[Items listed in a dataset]
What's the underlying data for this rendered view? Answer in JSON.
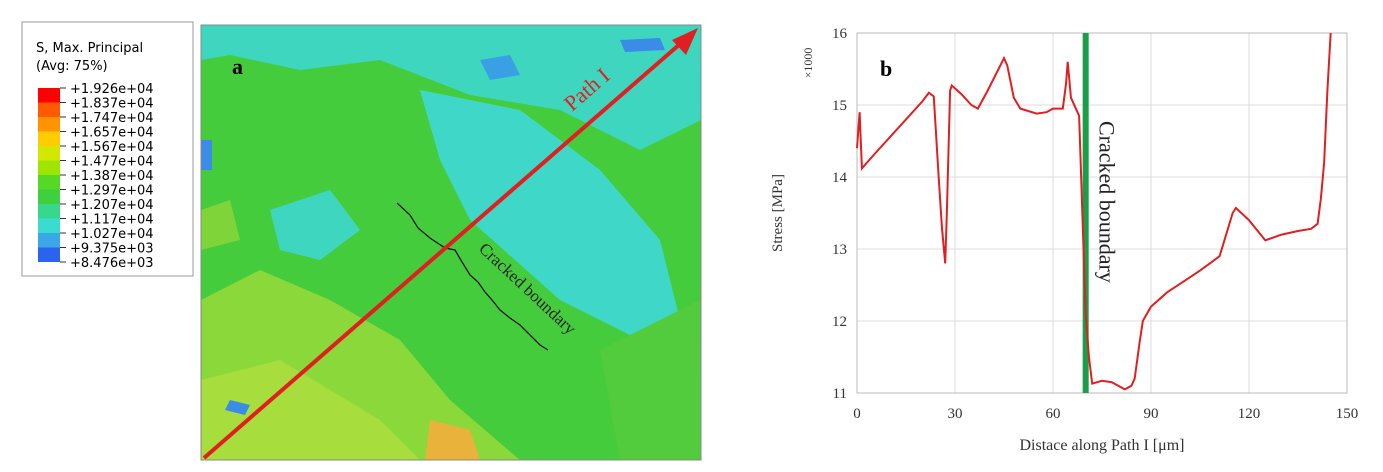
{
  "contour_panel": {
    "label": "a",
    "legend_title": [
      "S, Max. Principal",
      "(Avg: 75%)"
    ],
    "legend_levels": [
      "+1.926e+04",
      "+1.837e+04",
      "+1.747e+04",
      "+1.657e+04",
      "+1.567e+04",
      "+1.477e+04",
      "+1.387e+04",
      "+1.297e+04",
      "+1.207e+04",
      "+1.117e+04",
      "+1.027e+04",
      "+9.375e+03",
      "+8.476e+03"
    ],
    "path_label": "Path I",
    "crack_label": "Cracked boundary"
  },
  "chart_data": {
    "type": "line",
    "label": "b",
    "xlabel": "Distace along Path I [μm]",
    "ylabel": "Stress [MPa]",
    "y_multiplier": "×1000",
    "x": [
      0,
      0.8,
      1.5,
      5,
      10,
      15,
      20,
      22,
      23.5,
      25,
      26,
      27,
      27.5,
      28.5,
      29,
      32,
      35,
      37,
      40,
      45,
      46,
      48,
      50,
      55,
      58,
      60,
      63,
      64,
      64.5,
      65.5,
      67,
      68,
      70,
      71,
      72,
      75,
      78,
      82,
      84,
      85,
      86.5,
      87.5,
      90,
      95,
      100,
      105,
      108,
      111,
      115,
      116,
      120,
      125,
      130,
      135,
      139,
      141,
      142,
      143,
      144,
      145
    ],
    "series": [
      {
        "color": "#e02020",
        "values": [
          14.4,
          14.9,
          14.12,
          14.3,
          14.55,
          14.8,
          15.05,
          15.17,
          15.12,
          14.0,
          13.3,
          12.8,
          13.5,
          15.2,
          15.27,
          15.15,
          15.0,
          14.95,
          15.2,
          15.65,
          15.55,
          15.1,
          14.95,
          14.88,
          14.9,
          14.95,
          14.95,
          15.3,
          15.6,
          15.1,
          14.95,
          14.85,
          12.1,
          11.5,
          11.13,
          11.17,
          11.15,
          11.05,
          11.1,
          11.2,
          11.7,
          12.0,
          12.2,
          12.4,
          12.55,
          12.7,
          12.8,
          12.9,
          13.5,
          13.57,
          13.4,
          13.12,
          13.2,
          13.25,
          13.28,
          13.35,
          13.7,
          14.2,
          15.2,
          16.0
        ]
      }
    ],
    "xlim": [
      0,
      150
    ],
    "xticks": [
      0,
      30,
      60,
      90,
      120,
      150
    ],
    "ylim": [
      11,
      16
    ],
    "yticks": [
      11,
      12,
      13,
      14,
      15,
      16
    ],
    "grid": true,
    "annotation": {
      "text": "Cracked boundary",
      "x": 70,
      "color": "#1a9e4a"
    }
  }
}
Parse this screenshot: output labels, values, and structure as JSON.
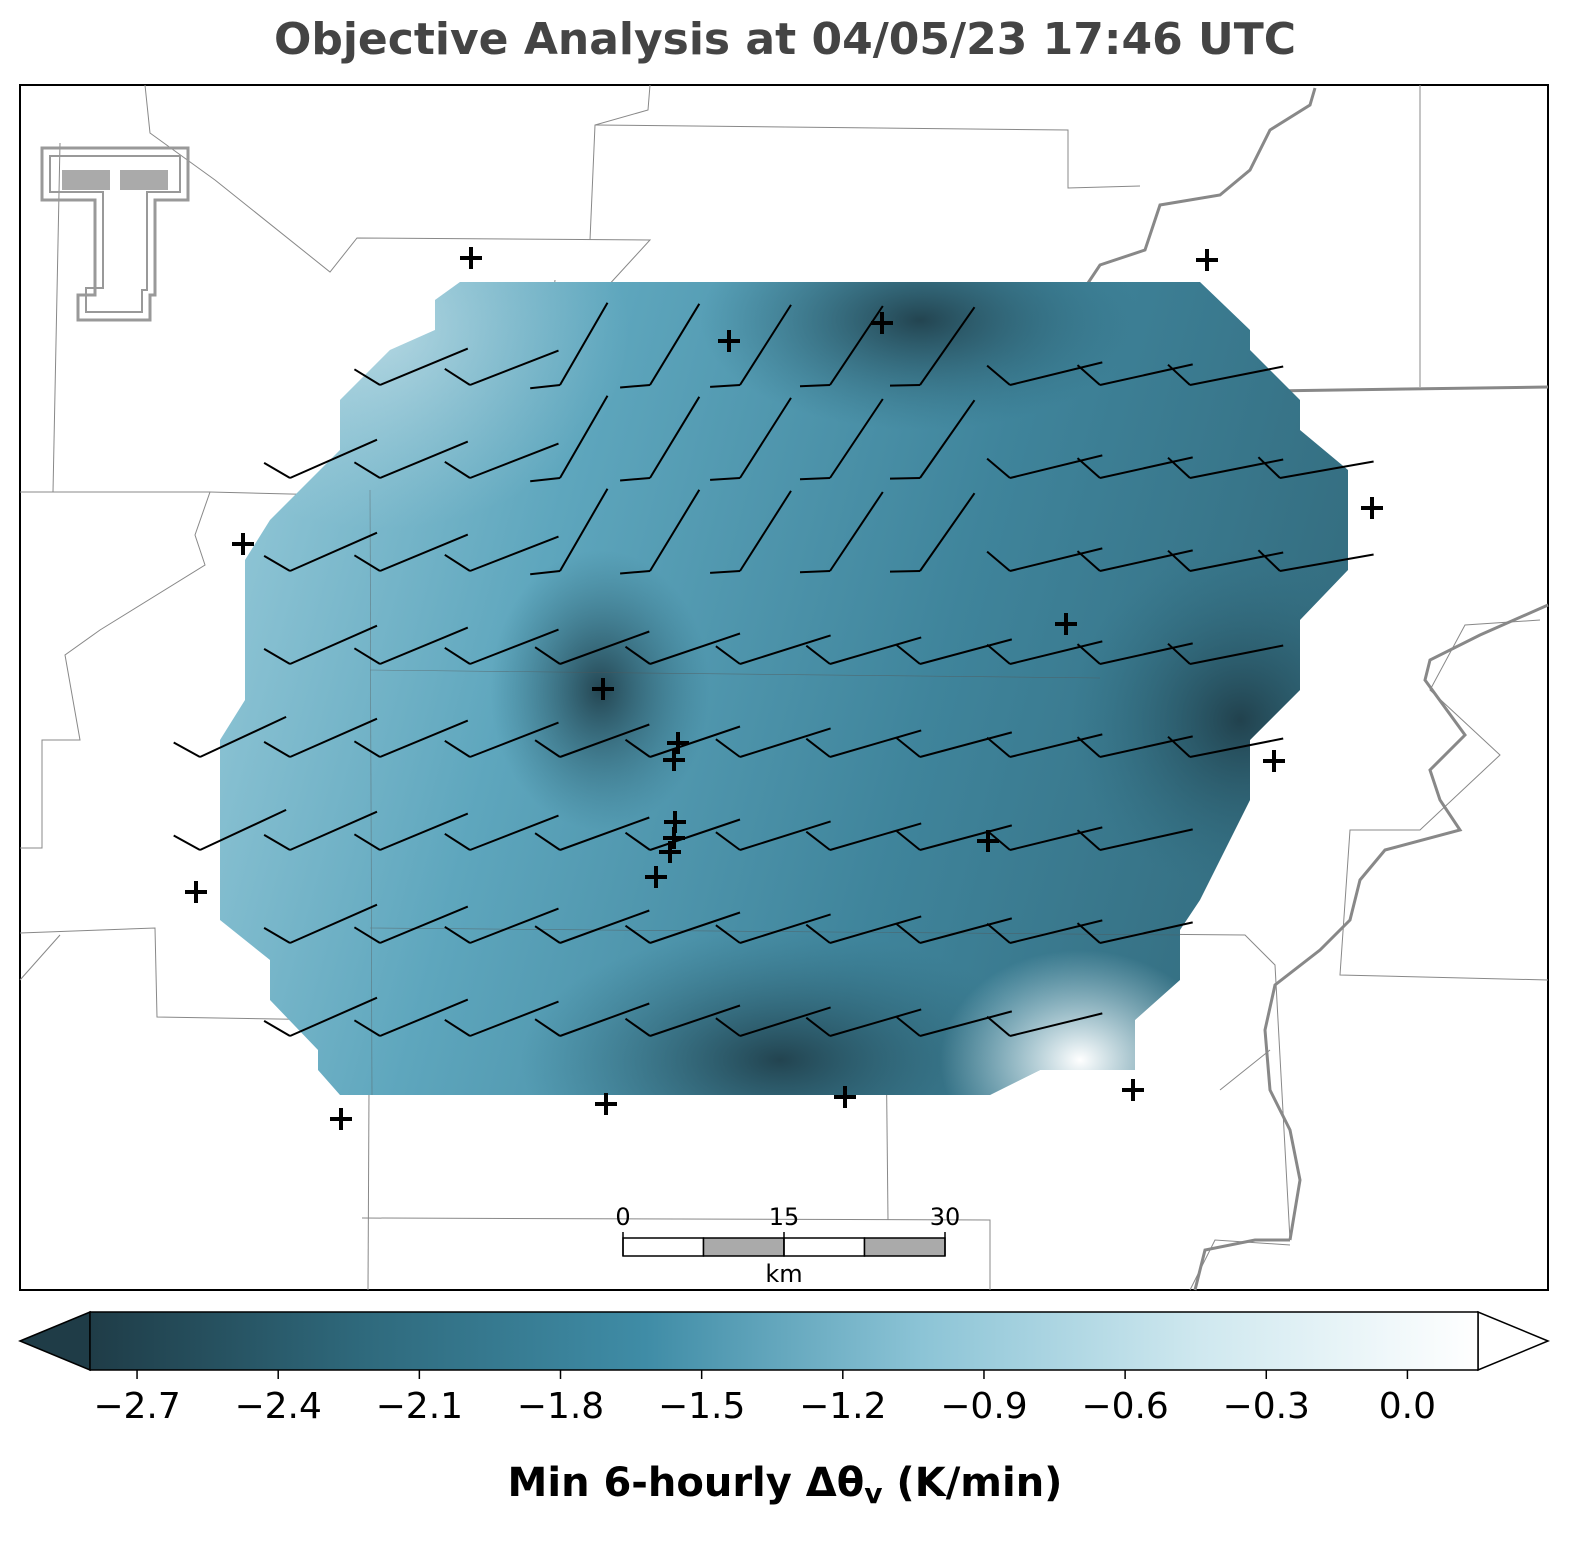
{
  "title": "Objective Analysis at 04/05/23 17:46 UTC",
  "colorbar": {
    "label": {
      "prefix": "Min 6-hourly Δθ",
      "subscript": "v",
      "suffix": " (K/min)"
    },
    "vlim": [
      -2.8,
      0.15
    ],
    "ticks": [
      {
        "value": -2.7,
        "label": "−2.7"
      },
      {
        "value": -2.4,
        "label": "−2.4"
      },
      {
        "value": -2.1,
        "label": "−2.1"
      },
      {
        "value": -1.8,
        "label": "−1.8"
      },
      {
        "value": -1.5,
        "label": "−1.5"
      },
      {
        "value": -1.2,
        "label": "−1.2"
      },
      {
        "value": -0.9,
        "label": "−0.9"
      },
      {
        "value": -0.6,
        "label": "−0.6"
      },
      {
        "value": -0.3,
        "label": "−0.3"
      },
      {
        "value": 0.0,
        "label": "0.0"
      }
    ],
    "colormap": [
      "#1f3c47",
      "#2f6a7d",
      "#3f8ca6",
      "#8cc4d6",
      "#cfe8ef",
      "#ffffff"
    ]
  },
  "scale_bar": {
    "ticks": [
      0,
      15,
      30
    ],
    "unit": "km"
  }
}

• Your instructions
Reproduce every line above as written, skipping pictures.

• Final result
What's the underlying data for this rendered view? Answer in JSON.
{
  "contour_panel": {
    "label": "a",
    "legend_title": [
      "S, Max. Principal",
      "(Avg: 75%)"
    ],
    "legend_levels": [
      "+1.926e+04",
      "+1.837e+04",
      "+1.747e+04",
      "+1.657e+04",
      "+1.567e+04",
      "+1.477e+04",
      "+1.387e+04",
      "+1.297e+04",
      "+1.207e+04",
      "+1.117e+04",
      "+1.027e+04",
      "+9.375e+03",
      "+8.476e+03"
    ],
    "path_label": "Path I",
    "crack_label": "Cracked boundary"
  },
  "chart_data": {
    "type": "line",
    "label": "b",
    "xlabel": "Distace along Path I [μm]",
    "ylabel": "Stress [MPa]",
    "y_multiplier": "×1000",
    "x": [
      0,
      0.8,
      1.5,
      5,
      10,
      15,
      20,
      22,
      23.5,
      25,
      26,
      27,
      27.5,
      28.5,
      29,
      32,
      35,
      37,
      40,
      45,
      46,
      48,
      50,
      55,
      58,
      60,
      63,
      64,
      64.5,
      65.5,
      67,
      68,
      70,
      71,
      72,
      75,
      78,
      82,
      84,
      85,
      86.5,
      87.5,
      90,
      95,
      100,
      105,
      108,
      111,
      115,
      116,
      120,
      125,
      130,
      135,
      139,
      141,
      142,
      143,
      144,
      145
    ],
    "series": [
      {
        "color": "#e02020",
        "values": [
          14.4,
          14.9,
          14.12,
          14.3,
          14.55,
          14.8,
          15.05,
          15.17,
          15.12,
          14.0,
          13.3,
          12.8,
          13.5,
          15.2,
          15.27,
          15.15,
          15.0,
          14.95,
          15.2,
          15.65,
          15.55,
          15.1,
          14.95,
          14.88,
          14.9,
          14.95,
          14.95,
          15.3,
          15.6,
          15.1,
          14.95,
          14.85,
          12.1,
          11.5,
          11.13,
          11.17,
          11.15,
          11.05,
          11.1,
          11.2,
          11.7,
          12.0,
          12.2,
          12.4,
          12.55,
          12.7,
          12.8,
          12.9,
          13.5,
          13.57,
          13.4,
          13.12,
          13.2,
          13.25,
          13.28,
          13.35,
          13.7,
          14.2,
          15.2,
          16.0
        ]
      }
    ],
    "xlim": [
      0,
      150
    ],
    "xticks": [
      0,
      30,
      60,
      90,
      120,
      150
    ],
    "ylim": [
      11,
      16
    ],
    "yticks": [
      11,
      12,
      13,
      14,
      15,
      16
    ],
    "grid": true,
    "annotation": {
      "text": "Cracked boundary",
      "x": 70,
      "color": "#1a9e4a"
    }
  }
}
Parse this screenshot: output labels, values, and structure as JSON.
{
  "title": "Objective Analysis at 04/05/23 17:46 UTC",
  "colorbar": {
    "label": {
      "prefix": "Min 6-hourly Δθ",
      "subscript": "v",
      "suffix": " (K/min)"
    },
    "vlim": [
      -2.8,
      0.15
    ],
    "ticks": [
      {
        "value": -2.7,
        "label": "−2.7"
      },
      {
        "value": -2.4,
        "label": "−2.4"
      },
      {
        "value": -2.1,
        "label": "−2.1"
      },
      {
        "value": -1.8,
        "label": "−1.8"
      },
      {
        "value": -1.5,
        "label": "−1.5"
      },
      {
        "value": -1.2,
        "label": "−1.2"
      },
      {
        "value": -0.9,
        "label": "−0.9"
      },
      {
        "value": -0.6,
        "label": "−0.6"
      },
      {
        "value": -0.3,
        "label": "−0.3"
      },
      {
        "value": 0.0,
        "label": "0.0"
      }
    ],
    "colormap": [
      "#1f3c47",
      "#2f6a7d",
      "#3f8ca6",
      "#8cc4d6",
      "#cfe8ef",
      "#ffffff"
    ]
  },
  "scale_bar": {
    "ticks": [
      0,
      15,
      30
    ],
    "unit": "km"
  }
}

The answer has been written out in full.